--- Set task A ---
Rewrite the records as a numbered list, from their first line through the line containing "label-arrow-ch4-head (278, 1331, 296, 1348)", leaving out any blank lines.

* Begin Page text *

# How can you find the best altitude for range or speed?

How can you select best cruise altitude (altitude for best range velocity) and maximum speed altitude?

The specific case is a turboprop aircraft of gross weight 8000 lb.

• Pretty sure we need a lot more information besides gross weight to find altitude for best range or max speed. – fooot May 18 '14 at 5:00

Generally, climbing as high as you can would be close to the optimum strategy. In the end, the altitude is given by the optimum lift coefficient in cruise, which can be approximated as $$c_L = \sqrt{\frac{1-n_v}{n_v+3}\cdot \pi \cdot AR \cdot \epsilon \cdot c_{D0}}$$ Now it will be important to get the thrust over speed dependency right, which is expressed with $n_v$. A turboprop should have $n_v \approx -0.7$. The rest is determined by the aerodynamics of your plane.

* End Page text *

--- Set task B ---
Reproduce the text on choosing cruise altitude from "Generally, climbing as" to "of your plane.", replacing "aerodynamics" with "aerodynamic design".

* Begin Given entries *

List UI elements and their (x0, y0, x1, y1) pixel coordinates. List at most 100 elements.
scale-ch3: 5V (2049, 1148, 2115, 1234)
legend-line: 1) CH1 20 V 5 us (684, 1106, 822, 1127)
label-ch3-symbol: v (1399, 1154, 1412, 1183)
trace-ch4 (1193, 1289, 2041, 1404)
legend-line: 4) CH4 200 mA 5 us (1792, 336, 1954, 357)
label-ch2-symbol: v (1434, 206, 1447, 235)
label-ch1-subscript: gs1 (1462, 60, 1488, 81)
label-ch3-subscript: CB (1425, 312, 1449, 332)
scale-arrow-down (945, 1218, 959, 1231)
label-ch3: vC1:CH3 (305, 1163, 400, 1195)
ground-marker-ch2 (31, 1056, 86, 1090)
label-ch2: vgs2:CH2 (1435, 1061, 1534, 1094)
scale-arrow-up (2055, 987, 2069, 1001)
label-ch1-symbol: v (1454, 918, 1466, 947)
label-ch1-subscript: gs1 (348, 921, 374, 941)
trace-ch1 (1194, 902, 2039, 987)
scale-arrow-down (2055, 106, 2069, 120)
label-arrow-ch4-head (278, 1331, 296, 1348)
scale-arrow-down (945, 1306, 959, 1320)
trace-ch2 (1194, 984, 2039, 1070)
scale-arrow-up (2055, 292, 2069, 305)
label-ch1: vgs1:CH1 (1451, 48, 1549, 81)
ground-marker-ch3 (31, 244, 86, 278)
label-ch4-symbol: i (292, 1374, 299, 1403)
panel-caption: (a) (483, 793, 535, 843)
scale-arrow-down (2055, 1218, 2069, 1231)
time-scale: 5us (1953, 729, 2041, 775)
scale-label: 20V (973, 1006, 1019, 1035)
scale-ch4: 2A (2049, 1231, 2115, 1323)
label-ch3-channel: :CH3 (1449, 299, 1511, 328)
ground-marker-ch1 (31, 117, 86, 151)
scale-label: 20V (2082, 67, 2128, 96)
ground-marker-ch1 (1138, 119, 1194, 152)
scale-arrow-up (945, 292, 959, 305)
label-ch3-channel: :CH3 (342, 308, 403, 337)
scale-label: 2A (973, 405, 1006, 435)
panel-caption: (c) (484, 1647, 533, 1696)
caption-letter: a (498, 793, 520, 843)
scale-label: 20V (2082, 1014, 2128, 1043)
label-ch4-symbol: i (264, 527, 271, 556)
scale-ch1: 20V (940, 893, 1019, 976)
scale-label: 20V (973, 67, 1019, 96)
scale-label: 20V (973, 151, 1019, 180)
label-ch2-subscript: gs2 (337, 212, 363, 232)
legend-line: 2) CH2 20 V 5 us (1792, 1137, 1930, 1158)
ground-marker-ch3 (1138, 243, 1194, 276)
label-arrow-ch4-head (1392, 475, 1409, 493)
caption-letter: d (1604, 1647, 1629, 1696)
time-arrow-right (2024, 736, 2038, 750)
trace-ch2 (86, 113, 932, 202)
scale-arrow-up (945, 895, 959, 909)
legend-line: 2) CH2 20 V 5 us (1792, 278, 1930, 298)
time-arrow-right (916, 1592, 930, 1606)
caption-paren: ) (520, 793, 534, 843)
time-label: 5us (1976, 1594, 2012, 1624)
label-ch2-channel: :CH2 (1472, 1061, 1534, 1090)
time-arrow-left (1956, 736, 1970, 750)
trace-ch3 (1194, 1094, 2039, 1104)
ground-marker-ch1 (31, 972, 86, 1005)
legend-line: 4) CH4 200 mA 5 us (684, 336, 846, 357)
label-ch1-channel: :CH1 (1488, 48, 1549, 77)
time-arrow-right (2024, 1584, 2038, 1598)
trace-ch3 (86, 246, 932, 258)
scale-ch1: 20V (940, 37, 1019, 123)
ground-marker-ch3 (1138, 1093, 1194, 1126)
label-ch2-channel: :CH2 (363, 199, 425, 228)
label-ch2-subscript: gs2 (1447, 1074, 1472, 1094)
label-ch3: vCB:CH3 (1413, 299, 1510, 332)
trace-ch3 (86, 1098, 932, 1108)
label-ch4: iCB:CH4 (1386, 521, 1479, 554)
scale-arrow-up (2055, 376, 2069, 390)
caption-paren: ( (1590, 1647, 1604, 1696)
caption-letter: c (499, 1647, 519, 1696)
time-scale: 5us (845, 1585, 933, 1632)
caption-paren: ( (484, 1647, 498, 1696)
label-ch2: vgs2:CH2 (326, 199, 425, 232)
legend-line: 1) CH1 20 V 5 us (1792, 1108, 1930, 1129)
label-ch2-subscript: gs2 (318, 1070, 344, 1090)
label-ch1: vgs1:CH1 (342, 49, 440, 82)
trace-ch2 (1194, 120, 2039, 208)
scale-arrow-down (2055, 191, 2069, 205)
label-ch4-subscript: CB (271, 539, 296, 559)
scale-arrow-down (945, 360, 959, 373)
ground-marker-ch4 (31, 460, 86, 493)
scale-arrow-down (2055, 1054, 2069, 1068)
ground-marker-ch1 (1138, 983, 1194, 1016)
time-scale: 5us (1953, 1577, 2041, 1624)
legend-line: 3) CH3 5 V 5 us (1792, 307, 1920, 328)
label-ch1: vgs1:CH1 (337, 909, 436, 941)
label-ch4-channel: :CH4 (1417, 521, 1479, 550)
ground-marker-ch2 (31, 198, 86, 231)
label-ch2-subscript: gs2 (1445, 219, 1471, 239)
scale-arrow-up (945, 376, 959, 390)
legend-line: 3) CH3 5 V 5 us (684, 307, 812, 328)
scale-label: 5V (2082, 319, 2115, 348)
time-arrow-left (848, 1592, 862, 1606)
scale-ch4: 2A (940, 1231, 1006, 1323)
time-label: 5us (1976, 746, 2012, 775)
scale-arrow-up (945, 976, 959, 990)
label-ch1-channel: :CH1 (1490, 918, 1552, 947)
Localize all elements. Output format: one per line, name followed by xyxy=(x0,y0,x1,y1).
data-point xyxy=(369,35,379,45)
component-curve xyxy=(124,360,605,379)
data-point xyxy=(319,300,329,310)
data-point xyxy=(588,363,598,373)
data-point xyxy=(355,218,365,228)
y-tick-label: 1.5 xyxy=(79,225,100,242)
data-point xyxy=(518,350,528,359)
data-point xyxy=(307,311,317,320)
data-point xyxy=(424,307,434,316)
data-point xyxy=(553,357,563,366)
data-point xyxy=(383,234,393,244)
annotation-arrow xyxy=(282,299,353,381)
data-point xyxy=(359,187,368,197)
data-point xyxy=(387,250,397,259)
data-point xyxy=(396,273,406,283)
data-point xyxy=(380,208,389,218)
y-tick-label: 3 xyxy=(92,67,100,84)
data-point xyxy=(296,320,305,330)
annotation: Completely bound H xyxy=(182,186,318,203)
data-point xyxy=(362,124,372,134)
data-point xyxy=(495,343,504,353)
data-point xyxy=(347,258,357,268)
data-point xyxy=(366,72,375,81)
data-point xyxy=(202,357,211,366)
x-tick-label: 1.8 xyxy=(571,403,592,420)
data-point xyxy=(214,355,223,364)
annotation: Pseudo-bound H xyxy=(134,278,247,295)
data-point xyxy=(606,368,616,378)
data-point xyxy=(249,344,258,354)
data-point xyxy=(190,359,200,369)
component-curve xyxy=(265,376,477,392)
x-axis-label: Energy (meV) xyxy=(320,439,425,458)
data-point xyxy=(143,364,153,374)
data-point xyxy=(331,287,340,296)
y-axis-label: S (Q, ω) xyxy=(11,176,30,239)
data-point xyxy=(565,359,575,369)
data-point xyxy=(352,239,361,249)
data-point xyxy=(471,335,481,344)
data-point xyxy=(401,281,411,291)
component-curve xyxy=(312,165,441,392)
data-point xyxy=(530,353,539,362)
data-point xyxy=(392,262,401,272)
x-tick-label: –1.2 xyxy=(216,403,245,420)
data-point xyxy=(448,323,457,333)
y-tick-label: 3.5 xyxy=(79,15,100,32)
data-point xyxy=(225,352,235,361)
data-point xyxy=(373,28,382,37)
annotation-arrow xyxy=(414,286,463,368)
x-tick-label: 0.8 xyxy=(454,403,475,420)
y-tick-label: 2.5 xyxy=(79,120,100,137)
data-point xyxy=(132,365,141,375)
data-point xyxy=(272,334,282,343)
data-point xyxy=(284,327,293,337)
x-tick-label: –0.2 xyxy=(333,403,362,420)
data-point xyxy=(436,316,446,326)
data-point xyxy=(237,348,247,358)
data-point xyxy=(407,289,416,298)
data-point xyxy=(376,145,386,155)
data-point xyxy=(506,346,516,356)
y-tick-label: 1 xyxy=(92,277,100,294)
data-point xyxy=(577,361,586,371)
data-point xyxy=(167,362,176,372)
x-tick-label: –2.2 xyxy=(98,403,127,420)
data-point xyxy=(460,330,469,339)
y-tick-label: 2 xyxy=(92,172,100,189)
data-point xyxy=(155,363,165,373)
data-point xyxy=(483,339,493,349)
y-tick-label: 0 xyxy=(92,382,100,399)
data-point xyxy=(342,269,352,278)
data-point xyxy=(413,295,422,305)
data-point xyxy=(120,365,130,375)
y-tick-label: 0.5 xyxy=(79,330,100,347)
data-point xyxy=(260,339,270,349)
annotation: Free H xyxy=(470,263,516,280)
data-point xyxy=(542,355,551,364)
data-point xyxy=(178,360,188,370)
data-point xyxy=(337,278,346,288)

* End Given entries *

--- Written solution A ---
1. List UI elements and their (x0, y0, x1, y1) pixel coordinates. List at most 100 elements.
2. scale-ch3: 5V (2049, 1148, 2115, 1234)
3. legend-line: 1) CH1 20 V 5 us (684, 1106, 822, 1127)
4. label-ch3-symbol: v (1399, 1154, 1412, 1183)
5. trace-ch4 (1193, 1289, 2041, 1404)
6. legend-line: 4) CH4 200 mA 5 us (1792, 336, 1954, 357)
7. label-ch2-symbol: v (1434, 206, 1447, 235)
8. label-ch1-subscript: gs1 (1462, 60, 1488, 81)
9. label-ch3-subscript: CB (1425, 312, 1449, 332)
10. scale-arrow-down (945, 1218, 959, 1231)
11. label-ch3: vC1:CH3 (305, 1163, 400, 1195)
12. ground-marker-ch2 (31, 1056, 86, 1090)
13. label-ch2: vgs2:CH2 (1435, 1061, 1534, 1094)
14. scale-arrow-up (2055, 987, 2069, 1001)
15. label-ch1-symbol: v (1454, 918, 1466, 947)
16. label-ch1-subscript: gs1 (348, 921, 374, 941)
17. trace-ch1 (1194, 902, 2039, 987)
18. scale-arrow-down (2055, 106, 2069, 120)
19. label-arrow-ch4-head (278, 1331, 296, 1348)

--- Written solution B ---
Generally, climbing as high as you can would be close to the optimum strategy. In the end, the altitude is given by the optimum lift coefficient in cruise, which can be approximated as $$c_L = \sqrt{\frac{1-n_v}{n_v+3}\cdot \pi \cdot AR \cdot \epsilon \cdot c_{D0}}$$ Now it will be important to get the thrust over speed dependency right, which is expressed with $n_v$. A turboprop should have $n_v \approx -0.7$. The rest is determined by the aerodynamic design of your plane.